> _What the task asks_
Repeat the entries below exactly as they appear, with no pictures.

─── Provided information ───

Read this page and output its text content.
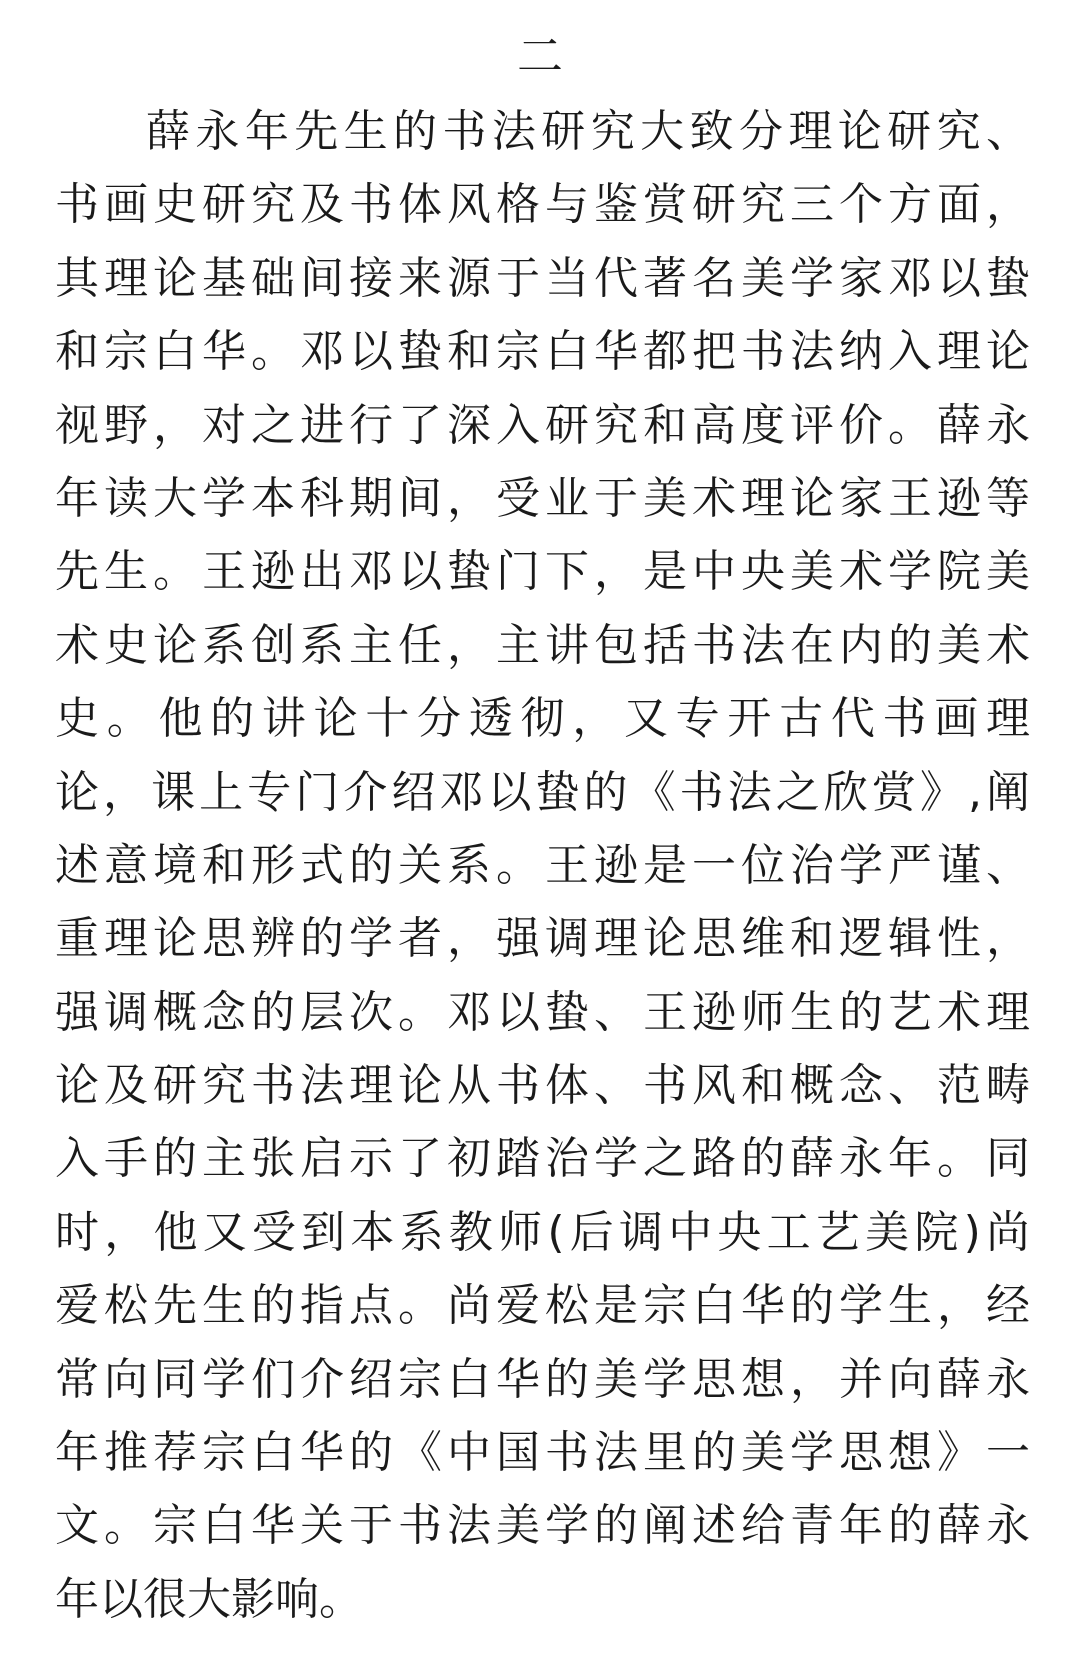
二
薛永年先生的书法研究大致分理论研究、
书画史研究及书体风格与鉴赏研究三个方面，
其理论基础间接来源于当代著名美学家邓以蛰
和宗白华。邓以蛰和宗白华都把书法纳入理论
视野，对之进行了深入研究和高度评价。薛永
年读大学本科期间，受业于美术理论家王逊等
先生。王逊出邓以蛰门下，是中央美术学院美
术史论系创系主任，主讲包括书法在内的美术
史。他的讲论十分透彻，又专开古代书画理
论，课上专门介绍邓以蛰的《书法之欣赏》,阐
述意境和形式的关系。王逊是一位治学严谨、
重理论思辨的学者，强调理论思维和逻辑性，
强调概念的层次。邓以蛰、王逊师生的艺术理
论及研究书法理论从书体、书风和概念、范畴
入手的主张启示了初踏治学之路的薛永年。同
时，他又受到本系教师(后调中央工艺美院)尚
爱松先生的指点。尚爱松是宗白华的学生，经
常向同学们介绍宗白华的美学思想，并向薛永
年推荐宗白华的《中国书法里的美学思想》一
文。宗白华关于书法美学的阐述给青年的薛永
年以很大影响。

───

> _Complete output_
Read this page and output its text content.
二
薛永年先生的书法研究大致分理论研究、
书画史研究及书体风格与鉴赏研究三个方面，
其理论基础间接来源于当代著名美学家邓以蛰
和宗白华。邓以蛰和宗白华都把书法纳入理论
视野，对之进行了深入研究和高度评价。薛永
年读大学本科期间，受业于美术理论家王逊等
先生。王逊出邓以蛰门下，是中央美术学院美
术史论系创系主任，主讲包括书法在内的美术
史。他的讲论十分透彻，又专开古代书画理
论，课上专门介绍邓以蛰的《书法之欣赏》,阐
述意境和形式的关系。王逊是一位治学严谨、
重理论思辨的学者，强调理论思维和逻辑性，
强调概念的层次。邓以蛰、王逊师生的艺术理
论及研究书法理论从书体、书风和概念、范畴
入手的主张启示了初踏治学之路的薛永年。同
时，他又受到本系教师(后调中央工艺美院)尚
爱松先生的指点。尚爱松是宗白华的学生，经
常向同学们介绍宗白华的美学思想，并向薛永
年推荐宗白华的《中国书法里的美学思想》一
文。宗白华关于书法美学的阐述给青年的薛永
年以很大影响。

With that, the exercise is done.